__Task prompt__:
Find the word "this" in the records below. List each line containing it.

(Figure data in JSON)
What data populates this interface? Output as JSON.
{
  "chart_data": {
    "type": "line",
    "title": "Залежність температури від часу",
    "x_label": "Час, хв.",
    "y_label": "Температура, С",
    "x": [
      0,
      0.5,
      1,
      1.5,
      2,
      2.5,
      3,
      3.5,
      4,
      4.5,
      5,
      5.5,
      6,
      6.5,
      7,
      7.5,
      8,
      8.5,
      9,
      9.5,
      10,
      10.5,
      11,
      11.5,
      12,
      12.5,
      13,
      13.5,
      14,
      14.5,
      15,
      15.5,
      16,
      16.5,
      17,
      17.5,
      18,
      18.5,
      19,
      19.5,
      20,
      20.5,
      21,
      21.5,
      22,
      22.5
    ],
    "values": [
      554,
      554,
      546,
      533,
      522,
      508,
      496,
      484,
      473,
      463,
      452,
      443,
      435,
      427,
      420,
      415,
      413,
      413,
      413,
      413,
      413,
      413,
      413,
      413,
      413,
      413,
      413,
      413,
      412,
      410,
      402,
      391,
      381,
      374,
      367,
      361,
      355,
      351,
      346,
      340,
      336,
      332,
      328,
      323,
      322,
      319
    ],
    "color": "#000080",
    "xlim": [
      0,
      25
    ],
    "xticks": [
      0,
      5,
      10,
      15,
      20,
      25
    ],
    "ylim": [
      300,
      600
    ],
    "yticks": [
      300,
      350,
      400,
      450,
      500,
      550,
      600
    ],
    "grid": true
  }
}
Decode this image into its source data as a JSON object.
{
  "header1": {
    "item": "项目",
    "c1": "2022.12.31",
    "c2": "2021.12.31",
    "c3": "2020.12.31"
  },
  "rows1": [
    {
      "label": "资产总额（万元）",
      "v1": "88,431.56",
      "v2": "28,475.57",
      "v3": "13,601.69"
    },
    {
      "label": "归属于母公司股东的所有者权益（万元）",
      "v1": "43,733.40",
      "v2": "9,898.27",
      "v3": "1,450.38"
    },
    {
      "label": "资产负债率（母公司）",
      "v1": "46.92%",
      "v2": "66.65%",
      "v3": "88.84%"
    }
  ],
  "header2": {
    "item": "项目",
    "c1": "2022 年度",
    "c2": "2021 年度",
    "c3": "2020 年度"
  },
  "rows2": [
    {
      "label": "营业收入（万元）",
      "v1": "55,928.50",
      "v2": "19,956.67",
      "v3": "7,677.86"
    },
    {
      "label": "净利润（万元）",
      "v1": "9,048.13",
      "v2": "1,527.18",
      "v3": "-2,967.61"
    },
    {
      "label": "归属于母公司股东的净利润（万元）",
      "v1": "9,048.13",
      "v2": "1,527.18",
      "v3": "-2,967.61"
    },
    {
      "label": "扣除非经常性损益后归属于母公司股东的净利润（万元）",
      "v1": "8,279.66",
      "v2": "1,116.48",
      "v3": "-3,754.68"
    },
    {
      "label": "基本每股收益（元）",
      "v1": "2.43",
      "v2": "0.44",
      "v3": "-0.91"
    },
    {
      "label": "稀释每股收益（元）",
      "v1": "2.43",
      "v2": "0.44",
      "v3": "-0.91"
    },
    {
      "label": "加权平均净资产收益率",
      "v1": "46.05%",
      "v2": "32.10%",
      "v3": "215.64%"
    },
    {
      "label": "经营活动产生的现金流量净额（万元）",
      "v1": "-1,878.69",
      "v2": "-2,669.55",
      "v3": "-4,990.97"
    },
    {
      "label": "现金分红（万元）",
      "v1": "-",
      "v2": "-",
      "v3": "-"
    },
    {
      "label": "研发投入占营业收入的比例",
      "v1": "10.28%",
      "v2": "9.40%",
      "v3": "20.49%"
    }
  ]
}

__Problem solution__:
What data populates this interface? Output as JSON.
Decode this image into its source data as a JSON object.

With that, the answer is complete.